OBJECTIVE: Copy all lines that contain the word "rmsd".

MATERIAL FOR THE TASK:
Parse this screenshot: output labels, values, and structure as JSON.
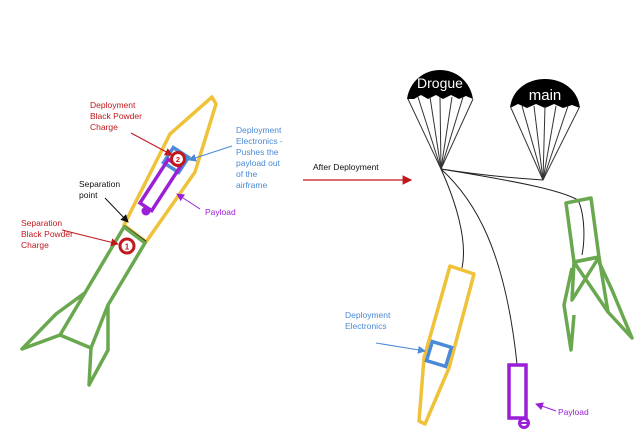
{
  "labels": {
    "deployment_charge": "Deployment\nBlack Powder\nCharge",
    "electronics_desc": "Deployment\nElectronics -\nPushes the\npayload out\nof the\nairframe",
    "payload_left": "Payload",
    "separation_point": "Separation\npoint",
    "separation_charge": "Separation\nBlack Powder\nCharge",
    "after_deployment": "After Deployment",
    "deployment_electronics": "Deployment\nElectronics",
    "payload_right": "Payload",
    "drogue": "Drogue",
    "main": "main",
    "charge_1": "1",
    "charge_2": "2"
  },
  "colors": {
    "upper_body": "#f0c23a",
    "lower_body": "#6aa84f",
    "electronics": "#4a8ad6",
    "payload": "#9b1fd6",
    "charge": "#c0181e",
    "chute": "#000000"
  }
}
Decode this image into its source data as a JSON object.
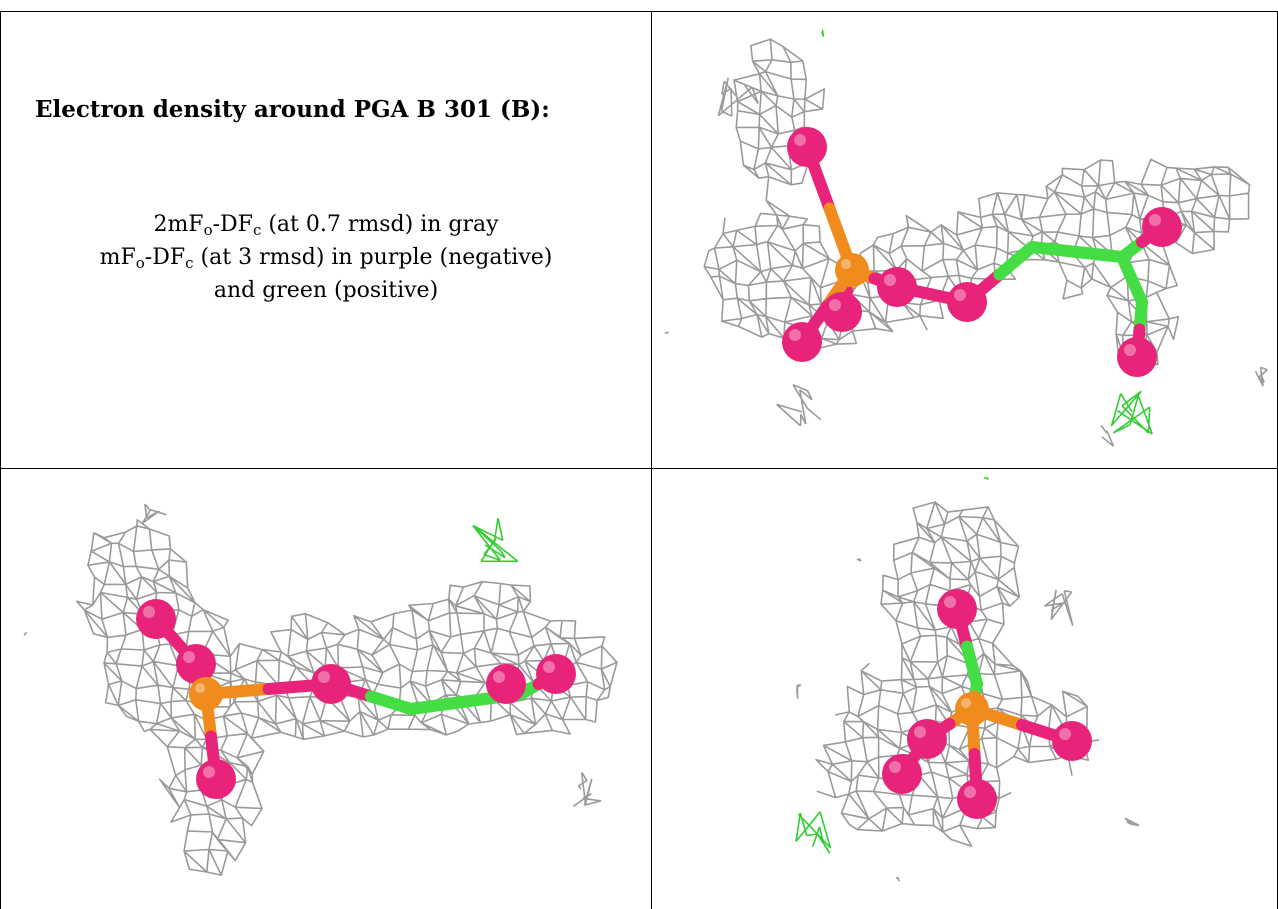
{
  "caption": {
    "heading": "Electron density around PGA B 301 (B):",
    "line1": {
      "pre": "2mF",
      "sub1": "o",
      "mid": "-DF",
      "sub2": "c",
      "post": " (at 0.7 rmsd) in gray"
    },
    "line2": {
      "pre": "mF",
      "sub1": "o",
      "mid": "-DF",
      "sub2": "c",
      "post": " (at 3 rmsd) in purple (negative)"
    },
    "line3": "and green (positive)"
  },
  "colors": {
    "mesh_2fofc": "#9a9a9a",
    "mesh_positive": "#33cc33",
    "oxygen": "#e8247a",
    "phosphorus": "#f08c1e",
    "carbon": "#44dd44",
    "grid_line": "#000000"
  },
  "panels": [
    {
      "name": "view-top-right",
      "ligand": "PGA"
    },
    {
      "name": "view-bottom-left",
      "ligand": "PGA"
    },
    {
      "name": "view-bottom-right",
      "ligand": "PGA"
    }
  ]
}
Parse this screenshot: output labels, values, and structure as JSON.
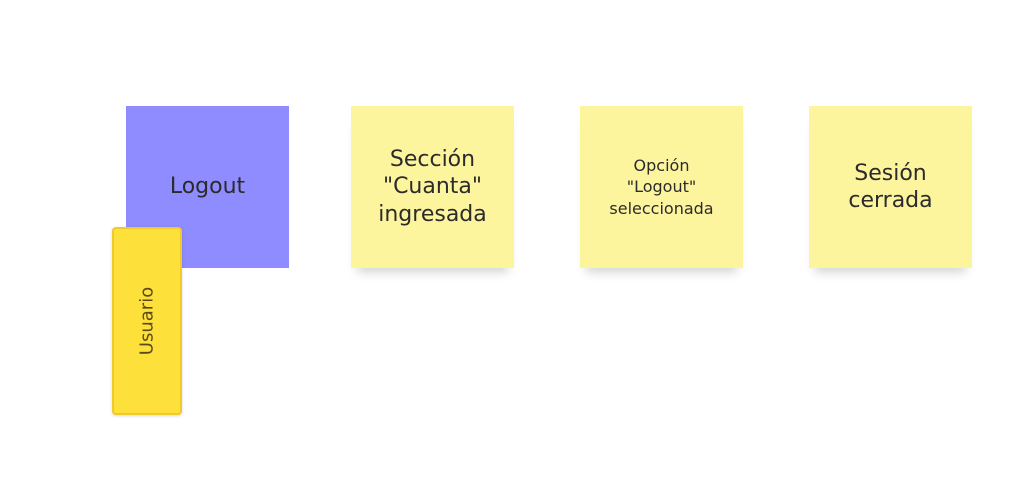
{
  "notes": {
    "logout": {
      "label": "Logout",
      "color": "#8f8cff"
    },
    "seccion": {
      "label": "Sección\n\"Cuanta\"\ningresada",
      "color": "#fdf49e"
    },
    "opcion": {
      "label": "Opción\n\"Logout\"\nseleccionada",
      "color": "#fdf49e"
    },
    "sesion": {
      "label": "Sesión\ncerrada",
      "color": "#fdf49e"
    }
  },
  "actor": {
    "label": "Usuario",
    "color": "#fee03a"
  }
}
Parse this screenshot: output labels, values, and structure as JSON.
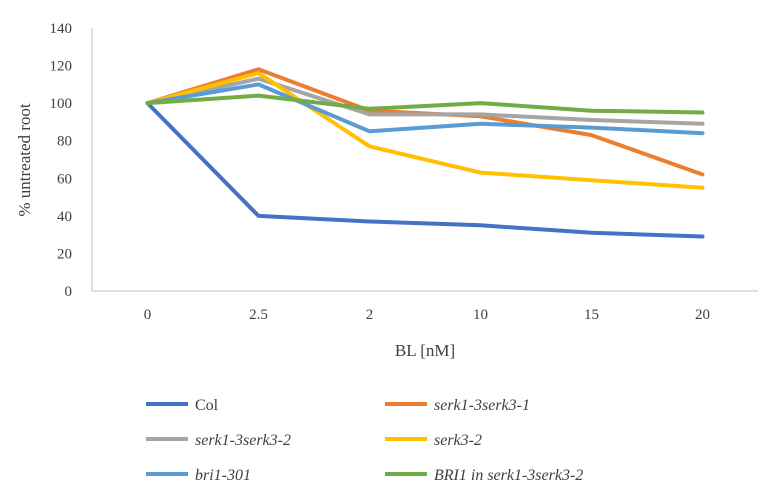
{
  "chart_data": {
    "type": "line",
    "xlabel": "BL  [nM]",
    "ylabel": "% untreated root",
    "categories": [
      "0",
      "2.5",
      "2",
      "10",
      "15",
      "20"
    ],
    "ylim": [
      0,
      140
    ],
    "yticks": [
      0,
      20,
      40,
      60,
      80,
      100,
      120,
      140
    ],
    "grid": false,
    "legend_position": "bottom",
    "series": [
      {
        "name": "Col",
        "color": "#4472C4",
        "italic": false,
        "values": [
          100,
          40,
          37,
          35,
          31,
          29
        ]
      },
      {
        "name": "serk1-3serk3-1",
        "color": "#ED7D31",
        "italic": true,
        "values": [
          100,
          118,
          96,
          93,
          83,
          62
        ]
      },
      {
        "name": "serk1-3serk3-2",
        "color": "#A5A5A5",
        "italic": true,
        "values": [
          100,
          113,
          94,
          94,
          91,
          89
        ]
      },
      {
        "name": "serk3-2",
        "color": "#FFC000",
        "italic": true,
        "values": [
          100,
          116,
          77,
          63,
          59,
          55
        ]
      },
      {
        "name": "bri1-301",
        "color": "#5B9BD5",
        "italic": true,
        "values": [
          100,
          110,
          85,
          89,
          87,
          84
        ]
      },
      {
        "name": "BRI1 in serk1-3serk3-2",
        "color": "#70AD47",
        "italic": true,
        "values": [
          100,
          104,
          97,
          100,
          96,
          95
        ]
      }
    ]
  }
}
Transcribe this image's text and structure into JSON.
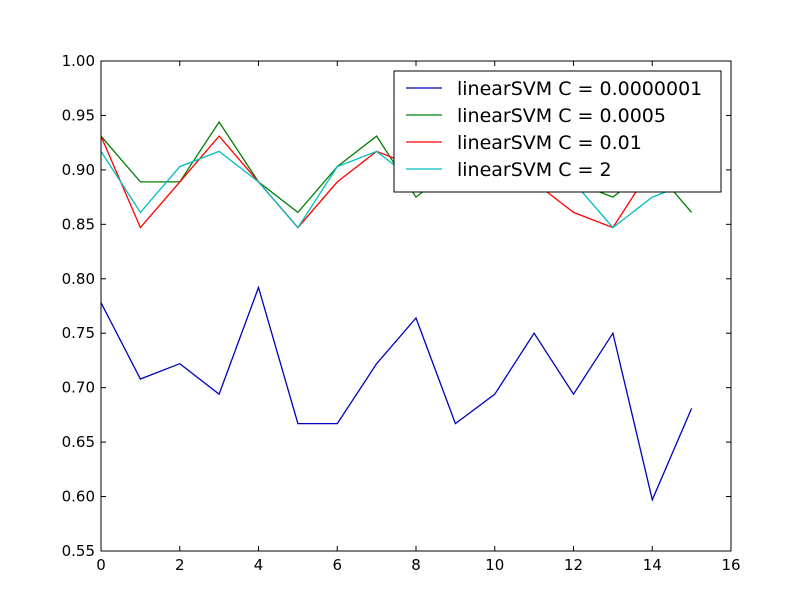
{
  "chart_data": {
    "type": "line",
    "title": "",
    "xlabel": "",
    "ylabel": "",
    "xlim": [
      0,
      16
    ],
    "ylim": [
      0.55,
      1.0
    ],
    "x_ticks": [
      0,
      2,
      4,
      6,
      8,
      10,
      12,
      14,
      16
    ],
    "x_tick_labels": [
      "0",
      "2",
      "4",
      "6",
      "8",
      "10",
      "12",
      "14",
      "16"
    ],
    "y_ticks": [
      0.55,
      0.6,
      0.65,
      0.7,
      0.75,
      0.8,
      0.85,
      0.9,
      0.95,
      1.0
    ],
    "y_tick_labels": [
      "0.55",
      "0.60",
      "0.65",
      "0.70",
      "0.75",
      "0.80",
      "0.85",
      "0.90",
      "0.95",
      "1.00"
    ],
    "grid": false,
    "legend_position": "top-right",
    "x": [
      0,
      1,
      2,
      3,
      4,
      5,
      6,
      7,
      8,
      9,
      10,
      11,
      12,
      13,
      14,
      15
    ],
    "series": [
      {
        "name": "linearSVM C = 0.0000001",
        "color": "#0000bf",
        "values": [
          0.778,
          0.708,
          0.722,
          0.694,
          0.792,
          0.667,
          0.667,
          0.722,
          0.764,
          0.667,
          0.694,
          0.75,
          0.694,
          0.75,
          0.597,
          0.681
        ]
      },
      {
        "name": "linearSVM C = 0.0005",
        "color": "#007f00",
        "values": [
          0.931,
          0.889,
          0.889,
          0.944,
          0.889,
          0.861,
          0.903,
          0.931,
          0.875,
          0.903,
          0.903,
          0.889,
          0.889,
          0.875,
          0.903,
          0.861
        ]
      },
      {
        "name": "linearSVM C = 0.01",
        "color": "#ff0000",
        "values": [
          0.931,
          0.847,
          0.889,
          0.931,
          0.889,
          0.847,
          0.889,
          0.917,
          0.903,
          0.889,
          0.903,
          0.889,
          0.861,
          0.847,
          0.903,
          0.903
        ]
      },
      {
        "name": "linearSVM C = 2",
        "color": "#00bfbf",
        "values": [
          0.917,
          0.861,
          0.903,
          0.917,
          0.889,
          0.847,
          0.903,
          0.917,
          0.889,
          0.889,
          0.903,
          0.903,
          0.889,
          0.847,
          0.875,
          0.889
        ]
      }
    ]
  }
}
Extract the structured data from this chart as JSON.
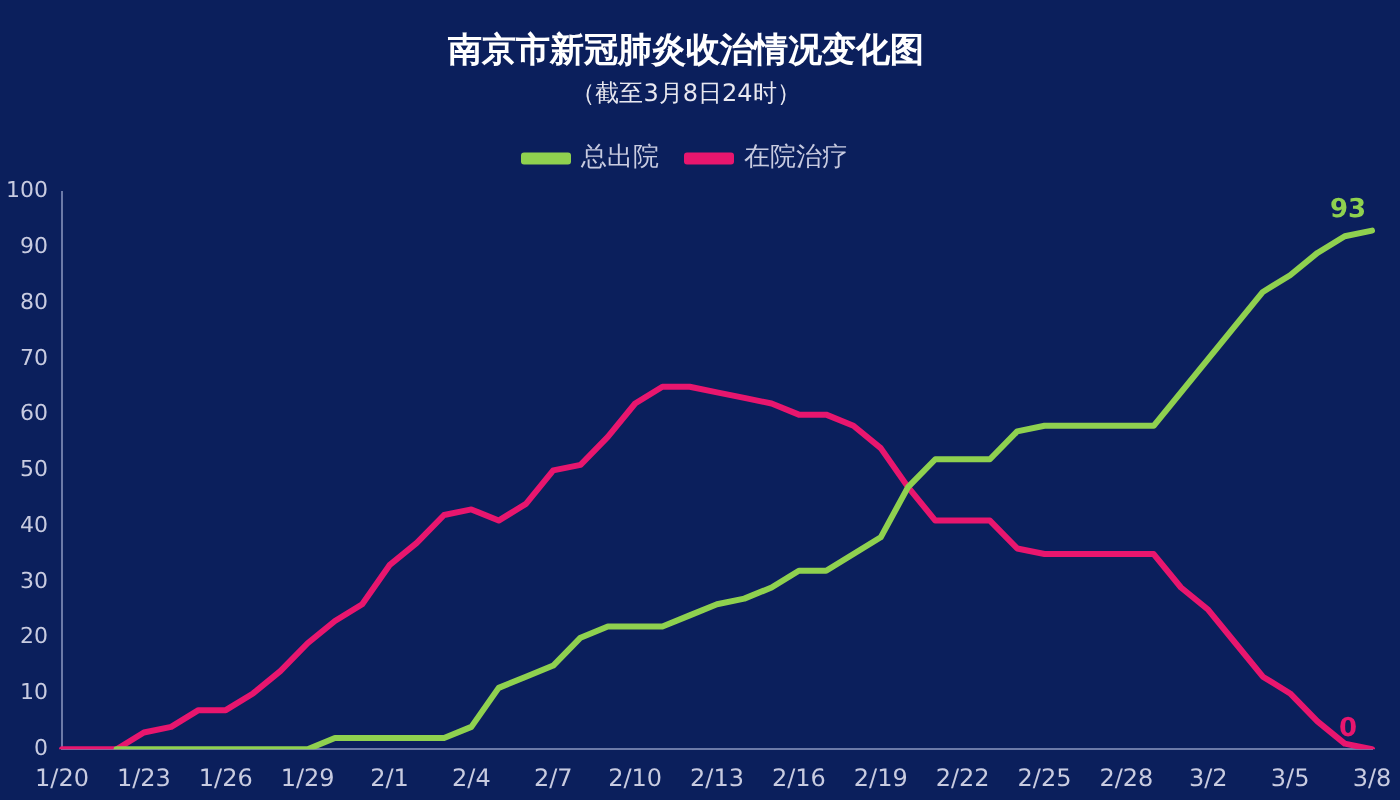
{
  "chart_data": {
    "type": "line",
    "title": "南京市新冠肺炎收治情况变化图",
    "subtitle": "（截至3月8日24时）",
    "categories": [
      "1/20",
      null,
      null,
      "1/23",
      null,
      null,
      "1/26",
      null,
      null,
      "1/29",
      null,
      null,
      "2/1",
      null,
      null,
      "2/4",
      null,
      null,
      "2/7",
      null,
      null,
      "2/10",
      null,
      null,
      "2/13",
      null,
      null,
      "2/16",
      null,
      null,
      "2/19",
      null,
      null,
      "2/22",
      null,
      null,
      "2/25",
      null,
      null,
      "2/28",
      null,
      null,
      "3/2",
      null,
      null,
      "3/5",
      null,
      null,
      "3/8"
    ],
    "series": [
      {
        "name": "总出院",
        "color": "#8fd14f",
        "values": [
          null,
          null,
          0,
          0,
          0,
          0,
          0,
          0,
          0,
          0,
          2,
          2,
          2,
          2,
          2,
          4,
          11,
          13,
          15,
          20,
          22,
          22,
          22,
          24,
          26,
          27,
          29,
          32,
          32,
          35,
          38,
          47,
          52,
          52,
          52,
          57,
          58,
          58,
          58,
          58,
          58,
          64,
          70,
          76,
          82,
          85,
          89,
          92,
          93
        ]
      },
      {
        "name": "在院治疗",
        "color": "#e8166e",
        "values": [
          0,
          0,
          0,
          3,
          4,
          7,
          7,
          10,
          14,
          19,
          23,
          26,
          33,
          37,
          42,
          43,
          41,
          44,
          50,
          51,
          56,
          62,
          65,
          65,
          64,
          63,
          62,
          60,
          60,
          58,
          54,
          47,
          41,
          41,
          41,
          36,
          35,
          35,
          35,
          35,
          35,
          29,
          25,
          19,
          13,
          10,
          5,
          1,
          0
        ]
      }
    ],
    "ylim": [
      0,
      100
    ],
    "yticks": [
      0,
      10,
      20,
      30,
      40,
      50,
      60,
      70,
      80,
      90,
      100
    ],
    "grid": false,
    "legend": "top",
    "marker": "none",
    "line_style": "solid",
    "annotations": [
      {
        "text": "93",
        "x": "3/8",
        "y": 93
      },
      {
        "text": "0",
        "x": "3/8",
        "y": 0
      }
    ]
  }
}
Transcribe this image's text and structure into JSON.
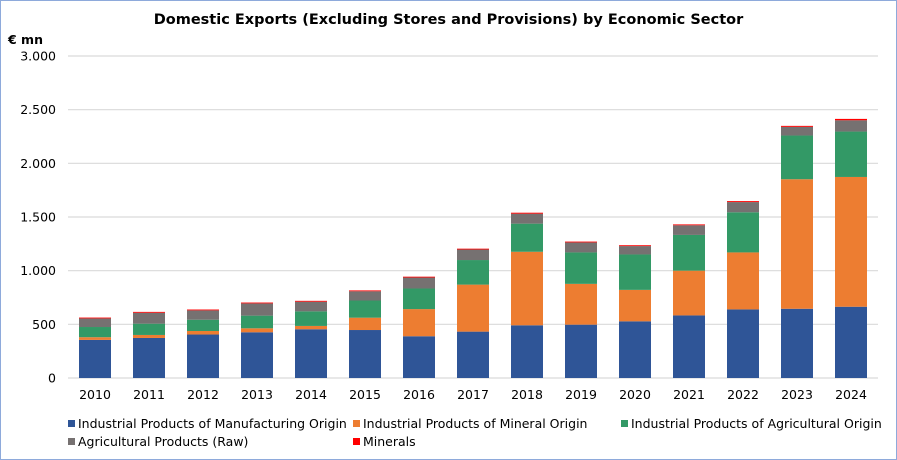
{
  "chart_data": {
    "type": "bar",
    "stacked": true,
    "title": "Domestic Exports (Excluding Stores and Provisions) by Economic Sector",
    "ylabel": "€ mn",
    "xlabel": "",
    "ylim": [
      0,
      3000
    ],
    "yticks": [
      0,
      500,
      1000,
      1500,
      2000,
      2500,
      3000
    ],
    "ytick_labels": [
      "0",
      "500",
      "1.000",
      "1.500",
      "2.000",
      "2.500",
      "3.000"
    ],
    "grid": true,
    "legend_position": "bottom",
    "categories": [
      "2010",
      "2011",
      "2012",
      "2013",
      "2014",
      "2015",
      "2016",
      "2017",
      "2018",
      "2019",
      "2020",
      "2021",
      "2022",
      "2023",
      "2024"
    ],
    "series": [
      {
        "name": "Industrial Products of Manufacturing Origin",
        "color": "#2f5597",
        "values": [
          355,
          373,
          405,
          426,
          454,
          447,
          389,
          432,
          491,
          497,
          528,
          583,
          639,
          645,
          664
        ]
      },
      {
        "name": "Industrial Products of Mineral Origin",
        "color": "#ed7d31",
        "values": [
          25,
          28,
          33,
          37,
          31,
          115,
          253,
          438,
          685,
          380,
          293,
          417,
          531,
          1207,
          1209
        ]
      },
      {
        "name": "Industrial Products of Agricultural Origin",
        "color": "#339966",
        "values": [
          95,
          105,
          105,
          118,
          136,
          160,
          192,
          229,
          262,
          293,
          330,
          333,
          374,
          407,
          423
        ]
      },
      {
        "name": "Agricultural Products (Raw)",
        "color": "#767171",
        "values": [
          80,
          102,
          87,
          114,
          90,
          86,
          102,
          98,
          93,
          93,
          78,
          90,
          95,
          81,
          105
        ]
      },
      {
        "name": "Minerals",
        "color": "#ff0000",
        "values": [
          8,
          8,
          8,
          8,
          8,
          8,
          8,
          8,
          9,
          8,
          8,
          8,
          9,
          9,
          13
        ]
      }
    ]
  }
}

EXPECTED ANSWER:
      "post": " (at 0.7 rmsd) in gray"
      "post": " (at 3 rmsd) in purple (negative)"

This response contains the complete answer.